• [PROVIDED ENTRIES]:

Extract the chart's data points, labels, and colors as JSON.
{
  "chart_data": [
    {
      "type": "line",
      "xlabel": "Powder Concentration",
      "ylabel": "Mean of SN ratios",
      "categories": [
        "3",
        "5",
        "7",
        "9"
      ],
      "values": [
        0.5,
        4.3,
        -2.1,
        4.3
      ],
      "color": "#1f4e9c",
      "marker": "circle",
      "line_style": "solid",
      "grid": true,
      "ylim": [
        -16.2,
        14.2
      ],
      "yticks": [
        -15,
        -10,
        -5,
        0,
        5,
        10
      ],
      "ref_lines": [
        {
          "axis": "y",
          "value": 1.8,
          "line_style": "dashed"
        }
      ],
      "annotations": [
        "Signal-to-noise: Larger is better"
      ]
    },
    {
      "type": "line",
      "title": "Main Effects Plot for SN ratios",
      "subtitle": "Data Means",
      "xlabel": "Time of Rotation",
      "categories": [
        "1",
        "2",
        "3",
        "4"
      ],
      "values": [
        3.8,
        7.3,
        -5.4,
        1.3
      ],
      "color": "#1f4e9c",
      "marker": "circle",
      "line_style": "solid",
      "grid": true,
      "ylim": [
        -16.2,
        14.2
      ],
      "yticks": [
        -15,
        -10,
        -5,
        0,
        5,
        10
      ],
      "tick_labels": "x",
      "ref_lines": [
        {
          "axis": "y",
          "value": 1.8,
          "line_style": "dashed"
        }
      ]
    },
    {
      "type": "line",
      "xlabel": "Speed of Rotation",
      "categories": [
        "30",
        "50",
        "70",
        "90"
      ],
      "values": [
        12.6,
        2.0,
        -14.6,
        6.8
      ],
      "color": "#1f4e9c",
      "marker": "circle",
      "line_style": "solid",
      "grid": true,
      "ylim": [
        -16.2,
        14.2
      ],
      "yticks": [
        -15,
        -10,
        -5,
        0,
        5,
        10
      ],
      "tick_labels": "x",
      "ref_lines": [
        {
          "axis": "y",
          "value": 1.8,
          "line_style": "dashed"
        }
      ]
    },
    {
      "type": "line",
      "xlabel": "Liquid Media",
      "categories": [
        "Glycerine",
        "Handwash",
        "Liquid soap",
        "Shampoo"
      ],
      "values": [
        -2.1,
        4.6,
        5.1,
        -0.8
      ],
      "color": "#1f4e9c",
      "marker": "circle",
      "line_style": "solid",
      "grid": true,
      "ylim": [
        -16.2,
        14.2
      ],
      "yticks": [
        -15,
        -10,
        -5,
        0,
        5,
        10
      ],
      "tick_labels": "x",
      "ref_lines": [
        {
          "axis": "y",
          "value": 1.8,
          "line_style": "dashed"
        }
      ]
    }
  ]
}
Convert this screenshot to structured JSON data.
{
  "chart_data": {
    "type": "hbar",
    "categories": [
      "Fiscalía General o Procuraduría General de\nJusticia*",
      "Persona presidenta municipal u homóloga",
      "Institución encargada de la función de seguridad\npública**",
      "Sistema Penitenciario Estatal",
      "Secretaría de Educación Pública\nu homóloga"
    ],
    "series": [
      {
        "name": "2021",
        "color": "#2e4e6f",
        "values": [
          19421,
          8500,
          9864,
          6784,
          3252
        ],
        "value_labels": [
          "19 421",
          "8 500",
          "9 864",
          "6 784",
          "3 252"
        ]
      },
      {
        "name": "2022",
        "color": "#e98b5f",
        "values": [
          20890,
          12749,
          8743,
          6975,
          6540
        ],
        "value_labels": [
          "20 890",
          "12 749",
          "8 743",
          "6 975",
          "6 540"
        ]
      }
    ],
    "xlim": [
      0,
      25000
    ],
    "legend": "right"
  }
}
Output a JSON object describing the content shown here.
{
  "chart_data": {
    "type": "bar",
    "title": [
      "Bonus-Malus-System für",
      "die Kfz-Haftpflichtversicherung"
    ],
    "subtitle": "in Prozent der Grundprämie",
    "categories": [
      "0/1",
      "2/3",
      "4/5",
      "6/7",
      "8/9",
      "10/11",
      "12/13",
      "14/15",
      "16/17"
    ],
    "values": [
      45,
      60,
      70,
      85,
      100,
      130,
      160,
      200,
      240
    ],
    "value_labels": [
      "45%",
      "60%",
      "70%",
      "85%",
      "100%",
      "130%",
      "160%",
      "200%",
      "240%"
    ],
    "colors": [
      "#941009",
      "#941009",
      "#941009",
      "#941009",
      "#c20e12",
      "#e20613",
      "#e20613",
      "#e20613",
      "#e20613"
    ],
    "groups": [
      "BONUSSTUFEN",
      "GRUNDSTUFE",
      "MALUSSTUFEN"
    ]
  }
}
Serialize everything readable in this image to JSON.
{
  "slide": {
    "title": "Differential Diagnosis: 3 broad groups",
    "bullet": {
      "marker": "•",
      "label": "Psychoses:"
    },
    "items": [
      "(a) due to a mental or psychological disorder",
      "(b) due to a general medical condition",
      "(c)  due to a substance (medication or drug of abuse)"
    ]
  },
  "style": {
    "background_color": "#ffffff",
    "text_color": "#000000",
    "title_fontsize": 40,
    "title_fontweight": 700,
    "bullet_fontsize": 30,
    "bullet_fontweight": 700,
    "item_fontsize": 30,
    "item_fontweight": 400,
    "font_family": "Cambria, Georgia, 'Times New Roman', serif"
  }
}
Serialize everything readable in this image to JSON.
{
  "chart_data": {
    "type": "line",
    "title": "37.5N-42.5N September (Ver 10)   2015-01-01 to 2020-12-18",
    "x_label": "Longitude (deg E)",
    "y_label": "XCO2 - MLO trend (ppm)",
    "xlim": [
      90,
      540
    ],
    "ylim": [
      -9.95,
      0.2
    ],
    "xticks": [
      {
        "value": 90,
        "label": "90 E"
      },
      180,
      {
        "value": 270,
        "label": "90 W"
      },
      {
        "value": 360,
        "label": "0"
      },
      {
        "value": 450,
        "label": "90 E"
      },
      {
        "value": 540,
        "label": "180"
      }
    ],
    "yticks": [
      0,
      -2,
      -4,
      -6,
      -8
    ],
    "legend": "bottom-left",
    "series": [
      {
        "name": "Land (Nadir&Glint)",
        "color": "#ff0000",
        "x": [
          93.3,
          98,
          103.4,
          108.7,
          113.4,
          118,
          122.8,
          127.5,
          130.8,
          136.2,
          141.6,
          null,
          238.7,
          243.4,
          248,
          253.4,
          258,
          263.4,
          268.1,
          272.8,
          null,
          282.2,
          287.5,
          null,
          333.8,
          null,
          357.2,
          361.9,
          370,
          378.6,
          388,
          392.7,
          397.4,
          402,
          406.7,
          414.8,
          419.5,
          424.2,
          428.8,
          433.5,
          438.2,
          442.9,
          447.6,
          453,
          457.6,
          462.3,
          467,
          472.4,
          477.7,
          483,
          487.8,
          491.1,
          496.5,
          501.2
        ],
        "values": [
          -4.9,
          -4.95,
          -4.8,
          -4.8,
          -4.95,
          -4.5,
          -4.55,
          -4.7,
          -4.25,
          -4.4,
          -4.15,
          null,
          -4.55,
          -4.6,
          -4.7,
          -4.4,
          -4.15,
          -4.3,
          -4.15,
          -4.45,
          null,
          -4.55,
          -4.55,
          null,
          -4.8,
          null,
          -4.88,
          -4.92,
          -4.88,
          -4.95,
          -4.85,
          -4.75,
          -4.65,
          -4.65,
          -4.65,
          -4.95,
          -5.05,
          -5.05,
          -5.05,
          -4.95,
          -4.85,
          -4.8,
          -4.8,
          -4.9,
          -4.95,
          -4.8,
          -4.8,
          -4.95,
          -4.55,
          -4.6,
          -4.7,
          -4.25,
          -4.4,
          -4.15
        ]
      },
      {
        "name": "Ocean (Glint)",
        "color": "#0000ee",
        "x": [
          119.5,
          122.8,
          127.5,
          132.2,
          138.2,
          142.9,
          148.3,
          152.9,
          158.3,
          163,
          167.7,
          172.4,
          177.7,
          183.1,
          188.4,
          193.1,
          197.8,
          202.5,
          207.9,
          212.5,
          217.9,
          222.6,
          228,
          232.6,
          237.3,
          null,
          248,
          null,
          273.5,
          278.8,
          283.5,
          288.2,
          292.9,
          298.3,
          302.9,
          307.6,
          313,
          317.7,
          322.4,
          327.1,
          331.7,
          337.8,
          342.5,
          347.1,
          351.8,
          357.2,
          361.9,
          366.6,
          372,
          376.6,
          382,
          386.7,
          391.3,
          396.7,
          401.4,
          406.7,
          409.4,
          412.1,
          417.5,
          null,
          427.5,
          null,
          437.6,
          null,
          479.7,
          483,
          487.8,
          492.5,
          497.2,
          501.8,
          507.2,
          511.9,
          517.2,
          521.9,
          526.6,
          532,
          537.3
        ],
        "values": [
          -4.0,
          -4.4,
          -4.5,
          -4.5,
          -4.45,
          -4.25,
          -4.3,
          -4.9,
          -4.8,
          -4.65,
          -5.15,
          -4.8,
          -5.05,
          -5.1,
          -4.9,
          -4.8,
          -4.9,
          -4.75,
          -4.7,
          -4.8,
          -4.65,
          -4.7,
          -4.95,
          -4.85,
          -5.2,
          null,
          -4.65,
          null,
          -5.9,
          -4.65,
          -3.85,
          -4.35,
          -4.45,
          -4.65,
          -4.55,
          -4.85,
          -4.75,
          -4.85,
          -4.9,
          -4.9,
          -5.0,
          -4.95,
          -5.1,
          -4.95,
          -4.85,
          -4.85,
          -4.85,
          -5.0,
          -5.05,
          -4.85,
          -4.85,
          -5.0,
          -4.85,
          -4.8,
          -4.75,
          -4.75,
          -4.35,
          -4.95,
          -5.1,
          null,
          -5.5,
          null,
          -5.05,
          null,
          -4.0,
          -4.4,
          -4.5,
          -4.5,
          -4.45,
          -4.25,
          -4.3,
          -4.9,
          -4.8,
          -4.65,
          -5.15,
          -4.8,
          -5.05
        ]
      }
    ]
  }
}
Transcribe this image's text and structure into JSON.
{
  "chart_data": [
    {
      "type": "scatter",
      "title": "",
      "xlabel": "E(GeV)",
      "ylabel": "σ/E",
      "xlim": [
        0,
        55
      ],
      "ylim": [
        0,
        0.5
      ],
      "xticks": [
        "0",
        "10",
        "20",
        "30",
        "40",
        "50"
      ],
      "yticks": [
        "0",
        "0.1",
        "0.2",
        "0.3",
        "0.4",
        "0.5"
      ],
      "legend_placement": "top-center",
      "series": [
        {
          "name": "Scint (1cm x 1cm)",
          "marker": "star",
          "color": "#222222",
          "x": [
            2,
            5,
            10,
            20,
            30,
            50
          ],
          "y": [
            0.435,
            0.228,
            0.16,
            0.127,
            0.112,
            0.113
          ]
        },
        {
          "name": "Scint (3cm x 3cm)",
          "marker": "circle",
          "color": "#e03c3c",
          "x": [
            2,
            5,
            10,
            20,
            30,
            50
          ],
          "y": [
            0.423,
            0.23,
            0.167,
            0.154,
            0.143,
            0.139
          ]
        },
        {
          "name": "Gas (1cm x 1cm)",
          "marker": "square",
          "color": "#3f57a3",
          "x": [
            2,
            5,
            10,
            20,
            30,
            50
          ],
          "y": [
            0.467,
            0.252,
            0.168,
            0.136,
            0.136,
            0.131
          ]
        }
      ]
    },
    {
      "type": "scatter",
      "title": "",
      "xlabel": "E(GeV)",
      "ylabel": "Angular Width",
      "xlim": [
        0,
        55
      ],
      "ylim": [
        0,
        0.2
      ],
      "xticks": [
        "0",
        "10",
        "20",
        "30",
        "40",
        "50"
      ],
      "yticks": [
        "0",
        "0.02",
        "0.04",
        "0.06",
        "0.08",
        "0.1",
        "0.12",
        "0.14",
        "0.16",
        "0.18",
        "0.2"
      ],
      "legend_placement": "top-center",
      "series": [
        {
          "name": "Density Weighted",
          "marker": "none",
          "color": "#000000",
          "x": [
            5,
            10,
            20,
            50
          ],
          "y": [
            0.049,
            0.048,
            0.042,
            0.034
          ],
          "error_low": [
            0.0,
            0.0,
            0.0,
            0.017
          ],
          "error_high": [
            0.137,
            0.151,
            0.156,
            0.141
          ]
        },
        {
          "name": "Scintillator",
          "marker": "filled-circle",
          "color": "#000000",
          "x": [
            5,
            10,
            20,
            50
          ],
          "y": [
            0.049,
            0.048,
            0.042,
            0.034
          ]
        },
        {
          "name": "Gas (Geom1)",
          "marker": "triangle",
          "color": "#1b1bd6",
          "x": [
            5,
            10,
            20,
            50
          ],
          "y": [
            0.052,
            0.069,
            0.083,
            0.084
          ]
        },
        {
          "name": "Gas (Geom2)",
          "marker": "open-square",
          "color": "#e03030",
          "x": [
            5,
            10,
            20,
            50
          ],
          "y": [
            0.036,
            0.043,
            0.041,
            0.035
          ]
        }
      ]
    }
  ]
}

• [EXERCISE GOAL]:
Report only the number of lines that hold the string "JSON" in this listing.

• [SOLVED EXERCISE]:
6